EXERCISE DETAILS:
Reproduce each line exactly.

INPUT DATA:
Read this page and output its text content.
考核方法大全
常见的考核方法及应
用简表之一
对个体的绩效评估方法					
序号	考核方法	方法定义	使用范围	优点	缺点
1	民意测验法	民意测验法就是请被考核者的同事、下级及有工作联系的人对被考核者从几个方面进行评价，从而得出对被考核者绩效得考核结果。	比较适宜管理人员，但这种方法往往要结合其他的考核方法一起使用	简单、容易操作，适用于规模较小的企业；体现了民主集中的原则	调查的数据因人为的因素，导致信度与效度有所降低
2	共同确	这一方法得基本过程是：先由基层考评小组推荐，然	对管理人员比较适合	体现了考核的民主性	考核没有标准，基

FULL ANSWER:
Read this page and output its text content.
考核方法大全
常见的考核方法及应
用简表之一
对个体的绩效评估方法					
序号	考核方法	方法定义	使用范围	优点	缺点
1	民意测验法	民意测验法就是请被考核者的同事、下级及有工作联系的人对被考核者从几个方面进行评价，从而得出对被考核者绩效得考核结果。	比较适宜管理人员，但这种方法往往要结合其他的考核方法一起使用	简单、容易操作，适用于规模较小的企业；体现了民主集中的原则	调查的数据因人为的因素，导致信度与效度有所降低
2	共同确	这一方法得基本过程是：先由基层考评小组推荐，然	对管理人员比较适合	体现了考核的民主性	考核没有标准，基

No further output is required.